| WHAT IS BEING ASKED |
Exactly as given, repeat all of the entries.

| TASK INPUTS |
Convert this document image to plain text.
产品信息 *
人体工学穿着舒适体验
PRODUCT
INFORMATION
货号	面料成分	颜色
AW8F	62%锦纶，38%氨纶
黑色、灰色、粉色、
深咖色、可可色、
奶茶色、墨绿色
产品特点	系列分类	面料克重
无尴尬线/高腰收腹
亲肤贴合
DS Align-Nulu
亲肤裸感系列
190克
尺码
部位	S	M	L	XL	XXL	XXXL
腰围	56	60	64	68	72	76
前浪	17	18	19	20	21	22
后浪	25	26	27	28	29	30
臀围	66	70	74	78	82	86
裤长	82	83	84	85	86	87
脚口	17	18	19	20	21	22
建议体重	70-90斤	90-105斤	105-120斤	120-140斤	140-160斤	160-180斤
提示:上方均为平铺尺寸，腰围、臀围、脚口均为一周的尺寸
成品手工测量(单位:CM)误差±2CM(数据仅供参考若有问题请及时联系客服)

| RESPONSE BELOW |
Convert this document image to plain text.
产品信息 *
人体工学穿着舒适体验
PRODUCT
INFORMATION
货号	面料成分	颜色
AW8F	62%锦纶，38%氨纶
黑色、灰色、粉色、
深咖色、可可色、
奶茶色、墨绿色
产品特点	系列分类	面料克重
无尴尬线/高腰收腹
亲肤贴合
DS Align-Nulu
亲肤裸感系列
190克
尺码
部位	S	M	L	XL	XXL	XXXL
腰围	56	60	64	68	72	76
前浪	17	18	19	20	21	22
后浪	25	26	27	28	29	30
臀围	66	70	74	78	82	86
裤长	82	83	84	85	86	87
脚口	17	18	19	20	21	22
建议体重	70-90斤	90-105斤	105-120斤	120-140斤	140-160斤	160-180斤
提示:上方均为平铺尺寸，腰围、臀围、脚口均为一周的尺寸
成品手工测量(单位:CM)误差±2CM(数据仅供参考若有问题请及时联系客服)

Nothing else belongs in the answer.